# TASK PROMPT
Give back the full material, exactly as it reads.

# THE INPUT
·····

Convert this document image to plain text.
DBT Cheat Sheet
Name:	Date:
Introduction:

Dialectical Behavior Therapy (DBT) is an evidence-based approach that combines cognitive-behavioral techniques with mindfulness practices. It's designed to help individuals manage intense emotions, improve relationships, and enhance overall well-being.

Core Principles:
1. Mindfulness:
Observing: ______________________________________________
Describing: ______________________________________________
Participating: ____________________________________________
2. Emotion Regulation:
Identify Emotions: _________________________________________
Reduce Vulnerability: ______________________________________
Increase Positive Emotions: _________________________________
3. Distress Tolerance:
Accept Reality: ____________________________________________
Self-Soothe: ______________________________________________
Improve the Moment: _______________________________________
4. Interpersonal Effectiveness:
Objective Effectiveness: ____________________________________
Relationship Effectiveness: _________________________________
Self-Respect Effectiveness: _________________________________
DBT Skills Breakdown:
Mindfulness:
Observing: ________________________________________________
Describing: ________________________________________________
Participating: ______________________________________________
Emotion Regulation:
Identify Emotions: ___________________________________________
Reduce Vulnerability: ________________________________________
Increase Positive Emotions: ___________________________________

·····

# SOLUTION FOR THIS PROBLEM
Convert this document image to plain text.
DBT Cheat Sheet
Name:	Date:
Introduction:

Dialectical Behavior Therapy (DBT) is an evidence-based approach that combines cognitive-behavioral techniques with mindfulness practices. It's designed to help individuals manage intense emotions, improve relationships, and enhance overall well-being.

Core Principles:
1. Mindfulness:
Observing: ______________________________________________
Describing: ______________________________________________
Participating: ____________________________________________
2. Emotion Regulation:
Identify Emotions: _________________________________________
Reduce Vulnerability: ______________________________________
Increase Positive Emotions: _________________________________
3. Distress Tolerance:
Accept Reality: ____________________________________________
Self-Soothe: ______________________________________________
Improve the Moment: _______________________________________
4. Interpersonal Effectiveness:
Objective Effectiveness: ____________________________________
Relationship Effectiveness: _________________________________
Self-Respect Effectiveness: _________________________________
DBT Skills Breakdown:
Mindfulness:
Observing: ________________________________________________
Describing: ________________________________________________
Participating: ______________________________________________
Emotion Regulation:
Identify Emotions: ___________________________________________
Reduce Vulnerability: ________________________________________
Increase Positive Emotions: ___________________________________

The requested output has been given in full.